### [WHAT THE TASK REQUIRES]
Below are some records. Pull every line that contains the word "title".

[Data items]
..........
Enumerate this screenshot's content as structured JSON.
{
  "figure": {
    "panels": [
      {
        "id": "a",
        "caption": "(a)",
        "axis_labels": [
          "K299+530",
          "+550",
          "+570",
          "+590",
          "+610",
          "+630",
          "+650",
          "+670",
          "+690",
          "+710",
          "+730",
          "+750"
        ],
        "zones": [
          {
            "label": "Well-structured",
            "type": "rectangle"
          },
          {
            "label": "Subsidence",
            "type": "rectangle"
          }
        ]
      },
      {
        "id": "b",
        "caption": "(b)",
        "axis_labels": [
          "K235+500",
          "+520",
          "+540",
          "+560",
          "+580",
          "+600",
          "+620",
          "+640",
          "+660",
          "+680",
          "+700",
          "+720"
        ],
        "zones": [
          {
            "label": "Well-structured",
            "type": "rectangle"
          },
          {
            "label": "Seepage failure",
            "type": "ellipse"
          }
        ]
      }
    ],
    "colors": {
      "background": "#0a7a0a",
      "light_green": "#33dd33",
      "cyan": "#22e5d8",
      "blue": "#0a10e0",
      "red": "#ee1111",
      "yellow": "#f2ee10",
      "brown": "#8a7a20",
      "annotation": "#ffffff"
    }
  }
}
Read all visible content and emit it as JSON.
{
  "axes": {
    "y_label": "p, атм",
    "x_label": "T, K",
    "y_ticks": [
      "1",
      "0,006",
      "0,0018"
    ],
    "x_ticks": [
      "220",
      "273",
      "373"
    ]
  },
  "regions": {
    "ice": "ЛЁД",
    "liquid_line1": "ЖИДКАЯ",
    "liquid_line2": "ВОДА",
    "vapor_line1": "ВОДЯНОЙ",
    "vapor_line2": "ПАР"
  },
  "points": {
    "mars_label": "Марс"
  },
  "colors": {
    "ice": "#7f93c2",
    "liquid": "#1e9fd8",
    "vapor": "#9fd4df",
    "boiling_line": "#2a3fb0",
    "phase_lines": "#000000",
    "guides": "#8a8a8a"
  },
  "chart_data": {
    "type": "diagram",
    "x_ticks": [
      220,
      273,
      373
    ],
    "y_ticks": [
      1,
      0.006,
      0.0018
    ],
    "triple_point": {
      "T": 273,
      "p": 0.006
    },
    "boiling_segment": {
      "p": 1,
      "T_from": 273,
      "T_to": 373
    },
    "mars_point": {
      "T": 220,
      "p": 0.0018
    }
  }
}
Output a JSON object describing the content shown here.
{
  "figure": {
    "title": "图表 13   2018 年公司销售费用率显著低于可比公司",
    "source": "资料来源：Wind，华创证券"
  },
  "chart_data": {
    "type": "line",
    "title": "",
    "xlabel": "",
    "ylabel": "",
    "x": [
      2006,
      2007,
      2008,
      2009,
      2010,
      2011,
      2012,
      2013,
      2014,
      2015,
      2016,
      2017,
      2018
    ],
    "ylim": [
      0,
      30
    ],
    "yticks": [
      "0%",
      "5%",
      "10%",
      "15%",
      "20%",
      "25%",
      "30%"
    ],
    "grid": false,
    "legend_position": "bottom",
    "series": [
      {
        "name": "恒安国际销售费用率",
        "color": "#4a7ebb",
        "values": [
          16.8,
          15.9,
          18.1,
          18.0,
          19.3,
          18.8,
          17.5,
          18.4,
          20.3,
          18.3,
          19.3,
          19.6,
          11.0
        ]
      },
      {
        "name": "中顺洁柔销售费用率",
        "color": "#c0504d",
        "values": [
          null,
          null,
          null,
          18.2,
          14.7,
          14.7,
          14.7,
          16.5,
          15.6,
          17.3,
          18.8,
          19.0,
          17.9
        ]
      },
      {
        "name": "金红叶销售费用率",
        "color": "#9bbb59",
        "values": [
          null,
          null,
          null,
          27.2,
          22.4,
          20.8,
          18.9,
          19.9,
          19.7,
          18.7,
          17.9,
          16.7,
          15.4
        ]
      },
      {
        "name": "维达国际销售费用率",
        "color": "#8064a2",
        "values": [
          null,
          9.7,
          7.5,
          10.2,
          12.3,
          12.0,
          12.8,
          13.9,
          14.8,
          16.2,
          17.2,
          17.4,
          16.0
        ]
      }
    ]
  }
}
..........
### [EXERCISE SOLUTION]
    "title": "图表 13   2018 年公司销售费用率显著低于可比公司",
    "title": "",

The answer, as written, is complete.